DIRECTIVE →
Pull out every line below containing the word "продаж".

┌─ SOURCE MATERIAL

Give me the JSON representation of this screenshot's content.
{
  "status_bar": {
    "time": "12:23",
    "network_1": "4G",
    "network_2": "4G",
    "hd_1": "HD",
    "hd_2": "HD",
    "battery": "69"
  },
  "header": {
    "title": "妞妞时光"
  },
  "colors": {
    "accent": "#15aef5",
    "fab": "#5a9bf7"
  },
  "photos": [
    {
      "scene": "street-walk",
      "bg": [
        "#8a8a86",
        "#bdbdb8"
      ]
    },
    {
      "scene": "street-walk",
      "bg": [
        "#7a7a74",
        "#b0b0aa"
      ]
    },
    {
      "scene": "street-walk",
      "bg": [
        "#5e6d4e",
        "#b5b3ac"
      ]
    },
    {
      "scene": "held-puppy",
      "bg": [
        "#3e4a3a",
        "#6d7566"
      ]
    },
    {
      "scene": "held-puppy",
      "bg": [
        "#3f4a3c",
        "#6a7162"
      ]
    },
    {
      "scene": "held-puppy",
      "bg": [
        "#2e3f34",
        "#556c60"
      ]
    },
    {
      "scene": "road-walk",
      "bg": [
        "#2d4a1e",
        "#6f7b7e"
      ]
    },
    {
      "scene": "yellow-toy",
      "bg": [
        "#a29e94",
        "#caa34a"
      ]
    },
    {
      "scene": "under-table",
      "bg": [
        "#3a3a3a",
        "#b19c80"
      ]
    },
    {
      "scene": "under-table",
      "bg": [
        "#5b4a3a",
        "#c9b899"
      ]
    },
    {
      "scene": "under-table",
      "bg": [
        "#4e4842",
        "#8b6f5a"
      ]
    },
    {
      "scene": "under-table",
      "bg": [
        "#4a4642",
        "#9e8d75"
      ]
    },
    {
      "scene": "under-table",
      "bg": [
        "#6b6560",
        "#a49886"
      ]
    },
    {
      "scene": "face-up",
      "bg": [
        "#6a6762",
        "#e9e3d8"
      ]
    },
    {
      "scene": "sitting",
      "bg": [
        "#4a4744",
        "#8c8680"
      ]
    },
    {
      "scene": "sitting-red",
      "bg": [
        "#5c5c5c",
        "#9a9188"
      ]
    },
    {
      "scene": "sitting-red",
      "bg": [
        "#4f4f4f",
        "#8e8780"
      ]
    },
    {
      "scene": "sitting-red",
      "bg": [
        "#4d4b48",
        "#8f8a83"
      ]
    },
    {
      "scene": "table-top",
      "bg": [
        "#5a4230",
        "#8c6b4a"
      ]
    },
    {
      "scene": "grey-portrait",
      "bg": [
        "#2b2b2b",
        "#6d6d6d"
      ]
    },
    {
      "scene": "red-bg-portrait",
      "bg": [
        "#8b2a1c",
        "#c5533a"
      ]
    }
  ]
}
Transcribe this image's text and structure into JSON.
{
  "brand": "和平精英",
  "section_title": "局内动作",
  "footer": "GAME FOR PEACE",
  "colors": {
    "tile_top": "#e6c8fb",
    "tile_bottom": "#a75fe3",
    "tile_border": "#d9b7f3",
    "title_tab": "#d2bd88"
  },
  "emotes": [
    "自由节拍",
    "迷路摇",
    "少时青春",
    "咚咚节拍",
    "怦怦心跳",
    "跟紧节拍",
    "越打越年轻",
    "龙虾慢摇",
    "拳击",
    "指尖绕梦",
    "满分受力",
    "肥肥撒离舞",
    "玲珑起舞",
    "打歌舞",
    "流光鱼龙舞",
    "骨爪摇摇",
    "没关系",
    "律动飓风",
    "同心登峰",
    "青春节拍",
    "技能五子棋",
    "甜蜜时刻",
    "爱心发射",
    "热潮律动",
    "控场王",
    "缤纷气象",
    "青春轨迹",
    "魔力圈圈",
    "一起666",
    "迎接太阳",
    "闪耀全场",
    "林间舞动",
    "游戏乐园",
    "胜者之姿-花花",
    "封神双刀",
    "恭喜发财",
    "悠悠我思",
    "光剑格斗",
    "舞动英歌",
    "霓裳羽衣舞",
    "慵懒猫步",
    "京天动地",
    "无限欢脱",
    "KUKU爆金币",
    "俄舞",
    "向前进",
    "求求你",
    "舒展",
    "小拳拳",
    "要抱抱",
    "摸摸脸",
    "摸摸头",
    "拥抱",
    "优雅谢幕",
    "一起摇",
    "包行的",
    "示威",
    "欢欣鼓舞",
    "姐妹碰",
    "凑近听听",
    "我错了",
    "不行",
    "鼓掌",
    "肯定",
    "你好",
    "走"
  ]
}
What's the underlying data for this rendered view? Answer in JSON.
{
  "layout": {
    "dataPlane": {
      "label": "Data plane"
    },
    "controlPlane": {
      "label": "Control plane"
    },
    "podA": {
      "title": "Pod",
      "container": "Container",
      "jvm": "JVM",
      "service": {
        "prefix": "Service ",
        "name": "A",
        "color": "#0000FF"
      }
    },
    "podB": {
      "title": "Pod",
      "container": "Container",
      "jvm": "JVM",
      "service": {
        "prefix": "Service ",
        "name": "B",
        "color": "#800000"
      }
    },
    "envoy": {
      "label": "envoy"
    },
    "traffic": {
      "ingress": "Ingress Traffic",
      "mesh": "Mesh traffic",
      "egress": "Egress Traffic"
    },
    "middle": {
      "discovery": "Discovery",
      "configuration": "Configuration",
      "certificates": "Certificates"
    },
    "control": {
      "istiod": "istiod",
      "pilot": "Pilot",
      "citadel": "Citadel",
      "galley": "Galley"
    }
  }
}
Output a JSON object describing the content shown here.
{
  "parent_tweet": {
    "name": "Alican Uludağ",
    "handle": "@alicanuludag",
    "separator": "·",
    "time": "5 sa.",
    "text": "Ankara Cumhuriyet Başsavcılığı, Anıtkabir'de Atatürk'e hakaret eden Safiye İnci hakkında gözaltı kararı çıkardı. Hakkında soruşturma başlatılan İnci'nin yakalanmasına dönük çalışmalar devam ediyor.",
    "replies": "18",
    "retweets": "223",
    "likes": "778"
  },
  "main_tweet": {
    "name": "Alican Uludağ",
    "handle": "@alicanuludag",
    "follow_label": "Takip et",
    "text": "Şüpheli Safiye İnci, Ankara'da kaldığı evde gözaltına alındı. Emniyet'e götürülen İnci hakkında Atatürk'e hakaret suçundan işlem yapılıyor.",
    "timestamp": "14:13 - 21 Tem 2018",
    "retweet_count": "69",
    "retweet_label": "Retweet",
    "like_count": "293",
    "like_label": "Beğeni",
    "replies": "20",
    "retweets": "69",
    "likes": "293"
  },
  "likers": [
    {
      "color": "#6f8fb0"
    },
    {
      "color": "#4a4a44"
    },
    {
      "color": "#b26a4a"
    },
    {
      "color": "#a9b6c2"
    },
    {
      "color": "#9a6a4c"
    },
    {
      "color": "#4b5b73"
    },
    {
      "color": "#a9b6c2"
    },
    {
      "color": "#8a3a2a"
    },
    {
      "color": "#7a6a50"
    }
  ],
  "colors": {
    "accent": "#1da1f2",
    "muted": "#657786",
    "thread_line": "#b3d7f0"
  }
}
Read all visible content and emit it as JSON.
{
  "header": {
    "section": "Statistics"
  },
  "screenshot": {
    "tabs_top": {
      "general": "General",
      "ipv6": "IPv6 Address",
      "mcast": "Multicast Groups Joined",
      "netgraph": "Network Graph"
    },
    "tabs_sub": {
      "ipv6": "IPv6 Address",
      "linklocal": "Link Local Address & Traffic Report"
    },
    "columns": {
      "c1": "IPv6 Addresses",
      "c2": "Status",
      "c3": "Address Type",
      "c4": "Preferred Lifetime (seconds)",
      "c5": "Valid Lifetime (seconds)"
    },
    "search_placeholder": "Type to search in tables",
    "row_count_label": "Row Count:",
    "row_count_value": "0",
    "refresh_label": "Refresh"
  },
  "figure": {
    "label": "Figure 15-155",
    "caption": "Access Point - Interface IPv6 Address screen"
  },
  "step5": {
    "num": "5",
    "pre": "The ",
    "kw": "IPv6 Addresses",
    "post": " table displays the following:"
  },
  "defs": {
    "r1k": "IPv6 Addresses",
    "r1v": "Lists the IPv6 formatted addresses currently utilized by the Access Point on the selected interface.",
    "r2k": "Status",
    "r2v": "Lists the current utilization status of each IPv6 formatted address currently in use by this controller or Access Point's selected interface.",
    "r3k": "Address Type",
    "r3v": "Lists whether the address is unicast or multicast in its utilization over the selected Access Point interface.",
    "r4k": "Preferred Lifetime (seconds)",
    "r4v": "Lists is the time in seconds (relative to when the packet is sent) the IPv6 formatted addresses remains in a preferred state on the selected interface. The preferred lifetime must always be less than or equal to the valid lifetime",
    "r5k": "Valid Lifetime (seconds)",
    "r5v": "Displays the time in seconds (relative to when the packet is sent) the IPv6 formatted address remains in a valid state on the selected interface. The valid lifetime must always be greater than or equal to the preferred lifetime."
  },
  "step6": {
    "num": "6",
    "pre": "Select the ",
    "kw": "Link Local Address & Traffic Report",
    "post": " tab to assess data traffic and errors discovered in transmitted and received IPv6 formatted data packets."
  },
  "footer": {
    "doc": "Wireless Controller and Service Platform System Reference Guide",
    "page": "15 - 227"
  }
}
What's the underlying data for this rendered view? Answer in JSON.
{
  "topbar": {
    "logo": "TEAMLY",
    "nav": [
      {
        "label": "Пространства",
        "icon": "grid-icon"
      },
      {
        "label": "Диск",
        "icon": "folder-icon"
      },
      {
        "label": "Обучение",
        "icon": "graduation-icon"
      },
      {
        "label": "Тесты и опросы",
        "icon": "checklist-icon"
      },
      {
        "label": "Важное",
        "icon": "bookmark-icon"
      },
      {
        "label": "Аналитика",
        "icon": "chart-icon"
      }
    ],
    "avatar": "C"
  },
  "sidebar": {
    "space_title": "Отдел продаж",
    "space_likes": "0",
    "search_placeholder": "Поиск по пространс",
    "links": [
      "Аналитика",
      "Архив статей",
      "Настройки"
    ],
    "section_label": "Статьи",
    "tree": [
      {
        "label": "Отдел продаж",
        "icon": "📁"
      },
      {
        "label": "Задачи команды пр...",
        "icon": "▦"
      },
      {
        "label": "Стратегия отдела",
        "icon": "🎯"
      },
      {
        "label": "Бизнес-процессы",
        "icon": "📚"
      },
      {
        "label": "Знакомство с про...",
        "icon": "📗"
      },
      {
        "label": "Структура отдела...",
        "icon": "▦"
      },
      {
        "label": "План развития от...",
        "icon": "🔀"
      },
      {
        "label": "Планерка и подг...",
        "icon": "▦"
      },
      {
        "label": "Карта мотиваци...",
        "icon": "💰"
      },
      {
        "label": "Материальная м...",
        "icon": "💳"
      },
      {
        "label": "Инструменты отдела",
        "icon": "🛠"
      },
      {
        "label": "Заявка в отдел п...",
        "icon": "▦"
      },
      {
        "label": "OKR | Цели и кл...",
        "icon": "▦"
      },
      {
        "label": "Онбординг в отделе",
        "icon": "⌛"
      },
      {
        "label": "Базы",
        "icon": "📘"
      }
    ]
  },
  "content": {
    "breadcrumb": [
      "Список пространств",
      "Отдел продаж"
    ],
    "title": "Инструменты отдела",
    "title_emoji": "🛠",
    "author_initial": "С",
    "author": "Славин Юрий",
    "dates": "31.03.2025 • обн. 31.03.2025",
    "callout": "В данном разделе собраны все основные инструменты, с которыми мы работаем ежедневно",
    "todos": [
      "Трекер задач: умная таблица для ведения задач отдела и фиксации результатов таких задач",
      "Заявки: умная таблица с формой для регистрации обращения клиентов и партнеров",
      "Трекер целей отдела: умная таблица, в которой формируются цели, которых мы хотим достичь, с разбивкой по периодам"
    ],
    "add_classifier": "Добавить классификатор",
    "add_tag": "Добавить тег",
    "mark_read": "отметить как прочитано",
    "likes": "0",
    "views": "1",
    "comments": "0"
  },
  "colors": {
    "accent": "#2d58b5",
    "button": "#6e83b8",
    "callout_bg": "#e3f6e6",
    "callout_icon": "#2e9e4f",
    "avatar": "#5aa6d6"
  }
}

└─

RESULT OF THE EXERCISE →
    "space_title": "Отдел продаж",
        "label": "Отдел продаж",
      "Отдел продаж"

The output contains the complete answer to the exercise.